## Instruction
State only the count of lines in the listing below that hold "JSON".

** Begin Available data **

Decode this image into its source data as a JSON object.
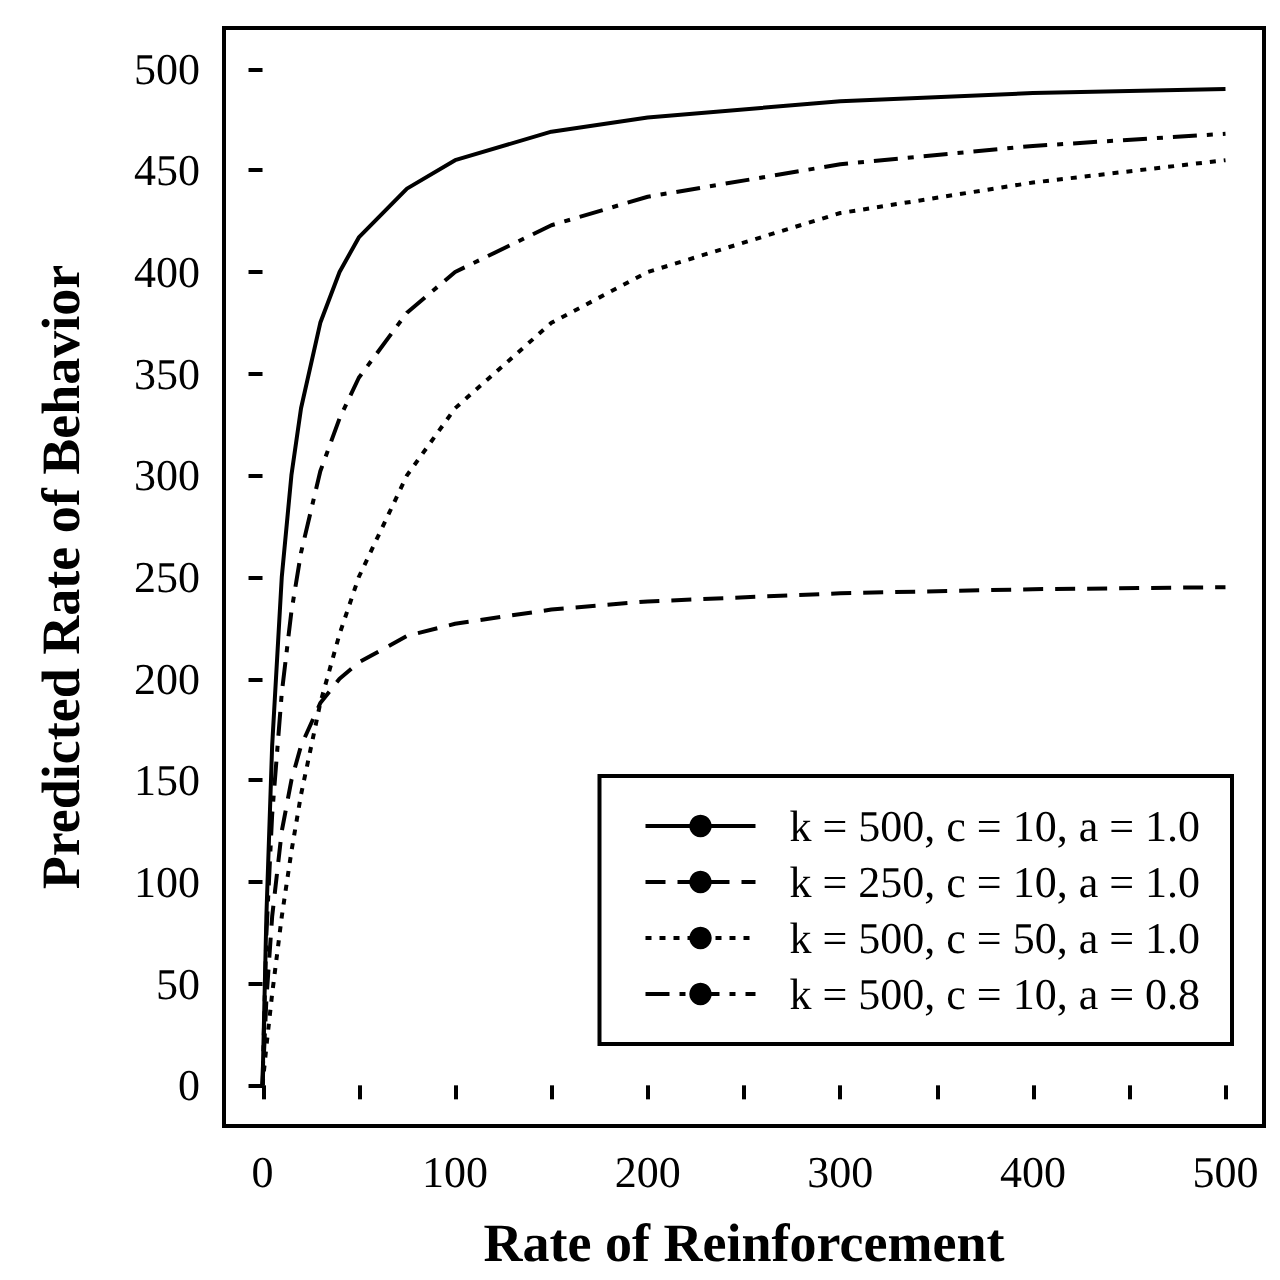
{
  "chart_data": {
    "type": "line",
    "xlabel": "Rate of Reinforcement",
    "ylabel": "Predicted Rate of Behavior",
    "x": [
      0,
      2,
      5,
      10,
      15,
      20,
      30,
      40,
      50,
      75,
      100,
      150,
      200,
      300,
      400,
      500
    ],
    "series": [
      {
        "name": "k = 500, c = 10, a = 1.0",
        "color": "#000000",
        "line_style": "solid",
        "values": [
          0,
          83,
          167,
          250,
          300,
          333,
          375,
          400,
          417,
          441,
          455,
          469,
          476,
          484,
          488,
          490
        ]
      },
      {
        "name": "k = 250, c = 10, a = 1.0",
        "color": "#000000",
        "line_style": "dashed",
        "values": [
          0,
          42,
          83,
          125,
          150,
          167,
          188,
          200,
          208,
          221,
          227,
          234,
          238,
          242,
          244,
          245
        ]
      },
      {
        "name": "k = 500, c = 50, a = 1.0",
        "color": "#000000",
        "line_style": "dotted",
        "values": [
          0,
          19,
          45,
          83,
          115,
          143,
          188,
          222,
          250,
          300,
          333,
          375,
          400,
          429,
          444,
          455
        ]
      },
      {
        "name": "k = 500, c = 10, a = 0.8",
        "color": "#000000",
        "line_style": "dashdot",
        "values": [
          0,
          74,
          133,
          193,
          233,
          262,
          302,
          328,
          348,
          380,
          400,
          423,
          437,
          453,
          462,
          468
        ]
      }
    ],
    "xlim": [
      -20,
      520
    ],
    "xticks": [
      0,
      {
        "value": 50,
        "label": null
      },
      100,
      {
        "value": 150,
        "label": null
      },
      200,
      {
        "value": 250,
        "label": null
      },
      300,
      {
        "value": 350,
        "label": null
      },
      400,
      {
        "value": 450,
        "label": null
      },
      500
    ],
    "ylim": [
      -20,
      520
    ],
    "yticks": [
      0,
      50,
      100,
      150,
      200,
      250,
      300,
      350,
      400,
      450,
      500
    ],
    "grid": false,
    "legend": "bottom right",
    "marker": "none"
  }
}
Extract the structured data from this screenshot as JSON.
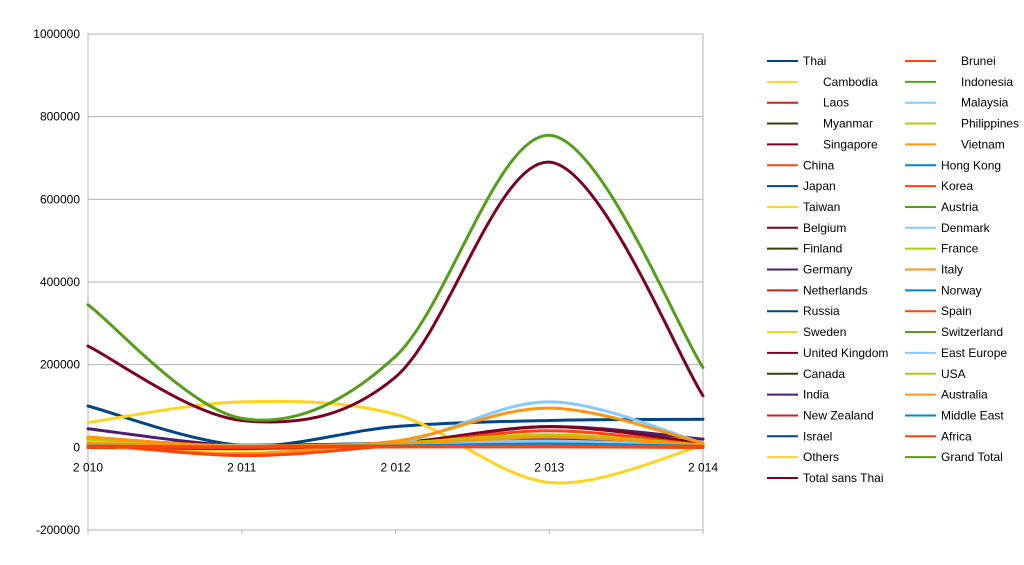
{
  "chart_data": {
    "type": "line",
    "title": "",
    "xlabel": "",
    "ylabel": "",
    "x": [
      "2 010",
      "2 011",
      "2 012",
      "2 013",
      "2 014"
    ],
    "ylim": [
      -200000,
      1000000
    ],
    "yticks": [
      "1000000",
      "800000",
      "600000",
      "400000",
      "200000",
      "0",
      "-200000"
    ],
    "grid": "horizontal",
    "legend_position": "right",
    "series": [
      {
        "name": "Thai",
        "color": "#004586",
        "values": [
          100000,
          5000,
          50000,
          65000,
          68000
        ]
      },
      {
        "name": "Cambodia",
        "color": "#ffd320",
        "values": [
          0,
          -5000,
          5000,
          3000,
          0
        ]
      },
      {
        "name": "Laos",
        "color": "#c9211e",
        "values": [
          0,
          -3000,
          3000,
          2000,
          0
        ]
      },
      {
        "name": "Myanmar",
        "color": "#314004",
        "values": [
          0,
          -2000,
          2000,
          5000,
          1000
        ]
      },
      {
        "name": "Singapore",
        "color": "#7e0021",
        "values": [
          5000,
          2000,
          5000,
          10000,
          2000
        ]
      },
      {
        "name": "China",
        "color": "#ff420e",
        "values": [
          10000,
          3000,
          10000,
          20000,
          3000
        ]
      },
      {
        "name": "Japan",
        "color": "#004586",
        "values": [
          15000,
          5000,
          10000,
          20000,
          5000
        ]
      },
      {
        "name": "Taiwan",
        "color": "#ffd320",
        "values": [
          5000,
          2000,
          5000,
          10000,
          2000
        ]
      },
      {
        "name": "Belgium",
        "color": "#7e0021",
        "values": [
          3000,
          1000,
          3000,
          6000,
          1000
        ]
      },
      {
        "name": "Finland",
        "color": "#314004",
        "values": [
          2000,
          1000,
          3000,
          5000,
          1000
        ]
      },
      {
        "name": "Germany",
        "color": "#4b1f6f",
        "values": [
          45000,
          3000,
          10000,
          50000,
          20000
        ]
      },
      {
        "name": "Netherlands",
        "color": "#c9211e",
        "values": [
          5000,
          1000,
          5000,
          10000,
          2000
        ]
      },
      {
        "name": "Russia",
        "color": "#004586",
        "values": [
          10000,
          5000,
          10000,
          25000,
          5000
        ]
      },
      {
        "name": "Sweden",
        "color": "#ffd320",
        "values": [
          60000,
          110000,
          80000,
          -85000,
          5000
        ]
      },
      {
        "name": "United Kingdom",
        "color": "#7e0021",
        "values": [
          20000,
          5000,
          10000,
          50000,
          10000
        ]
      },
      {
        "name": "Canada",
        "color": "#314004",
        "values": [
          3000,
          1000,
          3000,
          8000,
          2000
        ]
      },
      {
        "name": "India",
        "color": "#4b1f6f",
        "values": [
          3000,
          1000,
          3000,
          10000,
          2000
        ]
      },
      {
        "name": "New Zealand",
        "color": "#c9211e",
        "values": [
          2000,
          1000,
          2000,
          5000,
          1000
        ]
      },
      {
        "name": "Israel",
        "color": "#004586",
        "values": [
          5000,
          1000,
          5000,
          15000,
          2000
        ]
      },
      {
        "name": "Others",
        "color": "#ffd320",
        "values": [
          15000,
          3000,
          8000,
          30000,
          5000
        ]
      },
      {
        "name": "Total sans Thai",
        "color": "#7e0021",
        "values": [
          245000,
          65000,
          170000,
          690000,
          125000
        ]
      },
      {
        "name": "Brunei",
        "color": "#ff420e",
        "values": [
          0,
          0,
          1000,
          1000,
          0
        ]
      },
      {
        "name": "Indonesia",
        "color": "#579d1c",
        "values": [
          3000,
          1000,
          3000,
          8000,
          2000
        ]
      },
      {
        "name": "Malaysia",
        "color": "#83caff",
        "values": [
          10000,
          5000,
          10000,
          110000,
          10000
        ]
      },
      {
        "name": "Philippines",
        "color": "#aecf00",
        "values": [
          2000,
          1000,
          3000,
          10000,
          1000
        ]
      },
      {
        "name": "Vietnam",
        "color": "#ff950e",
        "values": [
          5000,
          -15000,
          10000,
          15000,
          3000
        ]
      },
      {
        "name": "Hong Kong",
        "color": "#0084d1",
        "values": [
          3000,
          1000,
          3000,
          10000,
          2000
        ]
      },
      {
        "name": "Korea",
        "color": "#ff420e",
        "values": [
          10000,
          -20000,
          5000,
          40000,
          5000
        ]
      },
      {
        "name": "Austria",
        "color": "#579d1c",
        "values": [
          2000,
          1000,
          3000,
          6000,
          1000
        ]
      },
      {
        "name": "Denmark",
        "color": "#83caff",
        "values": [
          2000,
          1000,
          3000,
          6000,
          1000
        ]
      },
      {
        "name": "France",
        "color": "#aecf00",
        "values": [
          20000,
          3000,
          10000,
          30000,
          5000
        ]
      },
      {
        "name": "Italy",
        "color": "#ff950e",
        "values": [
          25000,
          2000,
          15000,
          95000,
          10000
        ]
      },
      {
        "name": "Norway",
        "color": "#0084d1",
        "values": [
          2000,
          1000,
          3000,
          5000,
          1000
        ]
      },
      {
        "name": "Spain",
        "color": "#ff420e",
        "values": [
          3000,
          1000,
          3000,
          8000,
          2000
        ]
      },
      {
        "name": "Switzerland",
        "color": "#579d1c",
        "values": [
          3000,
          1000,
          3000,
          10000,
          2000
        ]
      },
      {
        "name": "East Europe",
        "color": "#83caff",
        "values": [
          5000,
          2000,
          5000,
          15000,
          3000
        ]
      },
      {
        "name": "USA",
        "color": "#aecf00",
        "values": [
          10000,
          3000,
          8000,
          30000,
          5000
        ]
      },
      {
        "name": "Australia",
        "color": "#ff950e",
        "values": [
          10000,
          3000,
          8000,
          25000,
          5000
        ]
      },
      {
        "name": "Middle East",
        "color": "#0084d1",
        "values": [
          3000,
          1000,
          3000,
          8000,
          2000
        ]
      },
      {
        "name": "Africa",
        "color": "#ff420e",
        "values": [
          1000,
          500,
          1000,
          3000,
          500
        ]
      },
      {
        "name": "Grand Total",
        "color": "#579d1c",
        "values": [
          345000,
          70000,
          220000,
          755000,
          193000
        ]
      }
    ]
  }
}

** End Available data **

## Worked solution
2